_Written task_
Isolate every line in the records below with "Start" in it.

_Information provided_
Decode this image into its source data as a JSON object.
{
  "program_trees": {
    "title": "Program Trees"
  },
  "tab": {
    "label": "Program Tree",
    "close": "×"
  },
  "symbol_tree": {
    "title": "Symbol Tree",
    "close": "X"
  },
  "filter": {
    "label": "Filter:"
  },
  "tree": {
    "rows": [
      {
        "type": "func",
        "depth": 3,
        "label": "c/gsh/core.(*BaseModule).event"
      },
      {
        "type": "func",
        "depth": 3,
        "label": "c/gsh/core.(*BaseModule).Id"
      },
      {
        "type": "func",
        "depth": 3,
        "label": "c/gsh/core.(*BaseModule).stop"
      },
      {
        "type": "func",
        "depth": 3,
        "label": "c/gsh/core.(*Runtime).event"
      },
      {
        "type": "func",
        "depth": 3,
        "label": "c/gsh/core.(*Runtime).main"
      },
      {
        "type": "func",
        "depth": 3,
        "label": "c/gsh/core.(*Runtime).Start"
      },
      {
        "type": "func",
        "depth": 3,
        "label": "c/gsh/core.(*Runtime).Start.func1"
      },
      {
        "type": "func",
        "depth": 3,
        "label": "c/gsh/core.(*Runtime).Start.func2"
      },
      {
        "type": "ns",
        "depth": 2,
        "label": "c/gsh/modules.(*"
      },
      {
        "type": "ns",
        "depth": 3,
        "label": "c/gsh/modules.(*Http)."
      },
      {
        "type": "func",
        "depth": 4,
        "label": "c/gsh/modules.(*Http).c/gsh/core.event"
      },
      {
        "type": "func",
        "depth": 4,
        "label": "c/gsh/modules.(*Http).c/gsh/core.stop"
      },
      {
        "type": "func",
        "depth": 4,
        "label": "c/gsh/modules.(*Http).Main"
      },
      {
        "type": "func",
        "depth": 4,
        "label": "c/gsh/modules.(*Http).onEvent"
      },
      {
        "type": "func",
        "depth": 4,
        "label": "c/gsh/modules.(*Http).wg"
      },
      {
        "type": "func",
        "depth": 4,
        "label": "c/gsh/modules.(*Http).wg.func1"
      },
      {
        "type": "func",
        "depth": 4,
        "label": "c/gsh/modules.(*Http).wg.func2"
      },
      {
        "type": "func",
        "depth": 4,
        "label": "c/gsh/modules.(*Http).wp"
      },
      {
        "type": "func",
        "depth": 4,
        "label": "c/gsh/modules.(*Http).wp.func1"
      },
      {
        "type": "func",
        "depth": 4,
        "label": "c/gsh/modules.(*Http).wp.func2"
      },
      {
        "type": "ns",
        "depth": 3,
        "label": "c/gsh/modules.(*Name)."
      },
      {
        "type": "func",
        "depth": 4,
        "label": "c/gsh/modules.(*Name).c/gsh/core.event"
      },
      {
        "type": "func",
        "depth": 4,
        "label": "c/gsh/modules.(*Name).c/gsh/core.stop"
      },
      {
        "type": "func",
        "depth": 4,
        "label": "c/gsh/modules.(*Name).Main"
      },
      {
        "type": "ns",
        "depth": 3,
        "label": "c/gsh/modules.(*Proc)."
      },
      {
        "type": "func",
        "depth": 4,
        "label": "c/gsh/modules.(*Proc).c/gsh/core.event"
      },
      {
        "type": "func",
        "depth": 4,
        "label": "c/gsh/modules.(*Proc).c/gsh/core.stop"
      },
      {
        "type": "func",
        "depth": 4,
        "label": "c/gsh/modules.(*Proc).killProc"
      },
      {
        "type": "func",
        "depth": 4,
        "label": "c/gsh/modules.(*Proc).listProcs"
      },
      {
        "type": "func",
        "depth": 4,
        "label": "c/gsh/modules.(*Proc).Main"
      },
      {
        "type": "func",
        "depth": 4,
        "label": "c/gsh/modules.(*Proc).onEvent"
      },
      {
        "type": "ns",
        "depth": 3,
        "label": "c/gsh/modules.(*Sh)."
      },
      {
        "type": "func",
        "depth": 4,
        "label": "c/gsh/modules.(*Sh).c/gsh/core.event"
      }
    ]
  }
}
--
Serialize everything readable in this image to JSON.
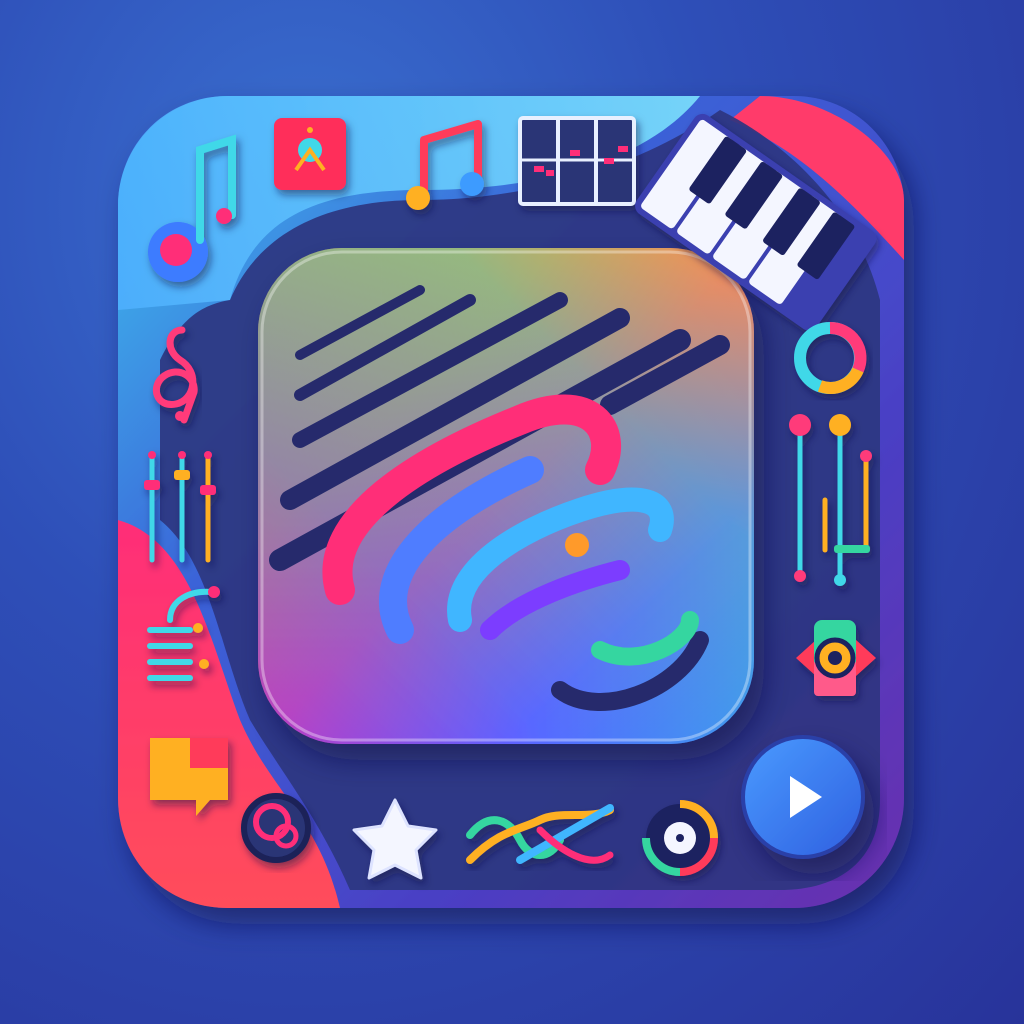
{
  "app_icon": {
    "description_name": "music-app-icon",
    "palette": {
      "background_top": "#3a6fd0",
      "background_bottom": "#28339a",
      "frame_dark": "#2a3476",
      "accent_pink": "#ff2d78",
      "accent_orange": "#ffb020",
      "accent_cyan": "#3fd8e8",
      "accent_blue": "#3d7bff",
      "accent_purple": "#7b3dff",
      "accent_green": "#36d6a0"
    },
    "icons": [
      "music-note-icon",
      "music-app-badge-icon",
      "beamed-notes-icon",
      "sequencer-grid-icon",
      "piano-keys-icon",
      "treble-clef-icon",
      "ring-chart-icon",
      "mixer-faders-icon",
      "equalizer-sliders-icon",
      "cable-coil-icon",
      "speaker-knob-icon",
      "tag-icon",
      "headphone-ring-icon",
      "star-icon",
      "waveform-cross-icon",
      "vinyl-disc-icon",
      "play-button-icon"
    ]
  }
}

_Written solution_
        "label": "c/gsh/core.(*Runtime).Start"
        "label": "c/gsh/core.(*Runtime).Start.func1"
        "label": "c/gsh/core.(*Runtime).Start.func2"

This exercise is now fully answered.